* **DATA FOR THIS TASK**:
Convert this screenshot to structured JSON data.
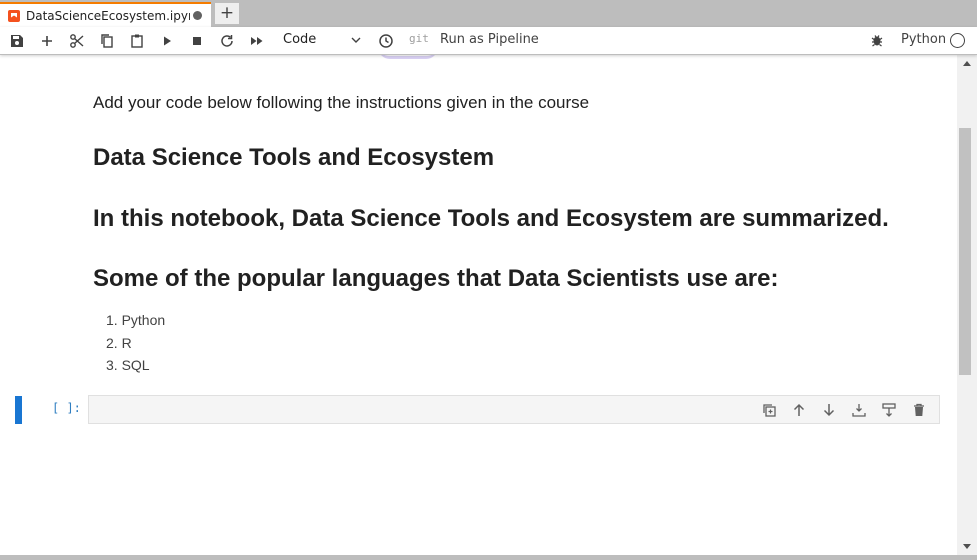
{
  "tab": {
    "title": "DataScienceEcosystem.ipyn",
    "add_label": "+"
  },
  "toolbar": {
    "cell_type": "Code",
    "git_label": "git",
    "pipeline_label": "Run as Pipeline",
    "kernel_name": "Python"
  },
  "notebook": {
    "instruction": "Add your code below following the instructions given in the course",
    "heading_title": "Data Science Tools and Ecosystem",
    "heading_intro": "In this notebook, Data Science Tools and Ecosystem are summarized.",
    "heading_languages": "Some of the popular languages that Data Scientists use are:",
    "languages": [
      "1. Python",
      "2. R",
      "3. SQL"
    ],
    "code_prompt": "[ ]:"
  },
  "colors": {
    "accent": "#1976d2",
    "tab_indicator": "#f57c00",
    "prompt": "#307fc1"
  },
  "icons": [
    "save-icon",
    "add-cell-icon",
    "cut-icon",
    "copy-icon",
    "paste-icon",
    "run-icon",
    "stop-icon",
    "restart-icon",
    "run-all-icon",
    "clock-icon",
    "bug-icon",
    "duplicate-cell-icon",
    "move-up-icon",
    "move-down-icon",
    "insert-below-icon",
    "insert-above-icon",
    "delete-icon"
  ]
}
---
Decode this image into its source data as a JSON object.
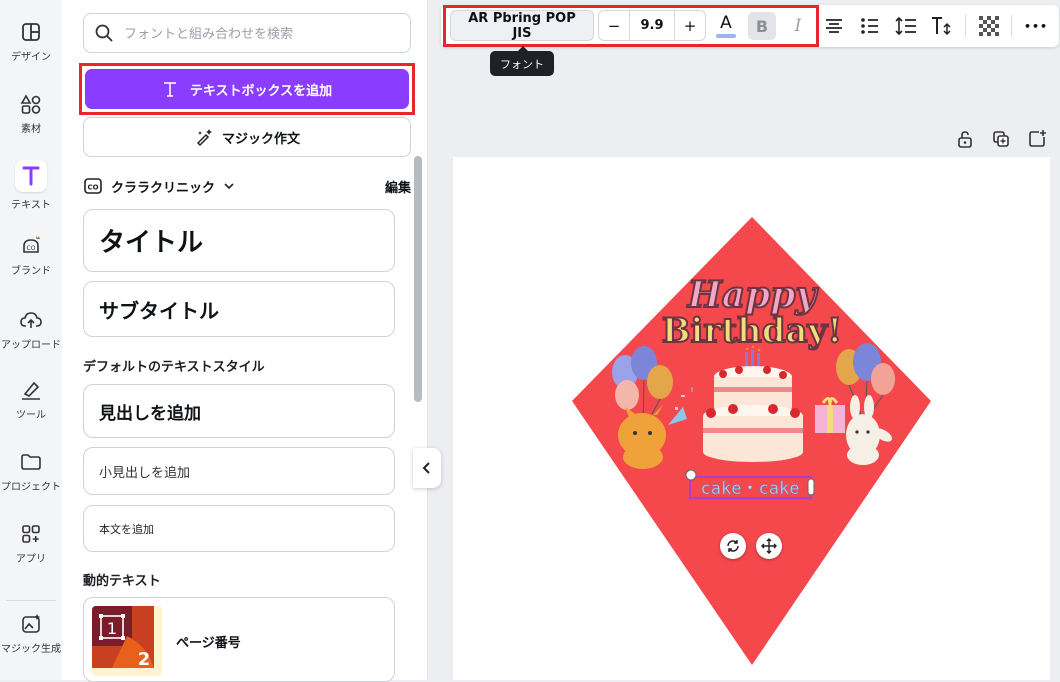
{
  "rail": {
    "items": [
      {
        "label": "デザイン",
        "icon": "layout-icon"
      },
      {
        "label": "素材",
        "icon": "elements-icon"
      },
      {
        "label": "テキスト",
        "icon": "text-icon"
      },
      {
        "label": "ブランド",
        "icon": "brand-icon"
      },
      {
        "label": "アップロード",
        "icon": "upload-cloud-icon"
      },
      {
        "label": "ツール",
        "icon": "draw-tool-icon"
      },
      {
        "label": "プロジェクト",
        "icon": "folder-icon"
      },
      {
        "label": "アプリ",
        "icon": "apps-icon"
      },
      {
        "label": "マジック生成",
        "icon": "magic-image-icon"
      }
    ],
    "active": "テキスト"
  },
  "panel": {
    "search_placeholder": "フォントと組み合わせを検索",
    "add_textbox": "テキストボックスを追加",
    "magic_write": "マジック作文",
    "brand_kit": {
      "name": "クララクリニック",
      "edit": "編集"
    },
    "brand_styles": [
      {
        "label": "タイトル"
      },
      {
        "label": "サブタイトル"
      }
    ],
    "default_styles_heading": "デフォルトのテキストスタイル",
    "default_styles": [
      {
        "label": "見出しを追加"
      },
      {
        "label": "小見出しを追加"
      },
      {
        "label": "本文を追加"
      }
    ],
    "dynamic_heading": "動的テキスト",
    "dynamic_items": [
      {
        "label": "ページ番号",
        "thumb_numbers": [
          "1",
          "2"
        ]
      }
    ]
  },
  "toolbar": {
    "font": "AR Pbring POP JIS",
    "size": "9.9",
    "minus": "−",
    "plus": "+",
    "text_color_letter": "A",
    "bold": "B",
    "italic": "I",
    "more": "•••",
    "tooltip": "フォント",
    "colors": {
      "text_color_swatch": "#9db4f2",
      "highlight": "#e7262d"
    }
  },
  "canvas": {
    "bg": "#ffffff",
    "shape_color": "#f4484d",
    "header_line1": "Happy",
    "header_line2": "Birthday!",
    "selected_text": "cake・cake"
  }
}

* **WHAT IS EXPECTED**:
Note every line above where the string "languages" shows up, and copy those lines.

* **RESPONSE TO THIS TASK**:
    "heading_languages": "Some of the popular languages that Data Scientists use are:",
    "languages": [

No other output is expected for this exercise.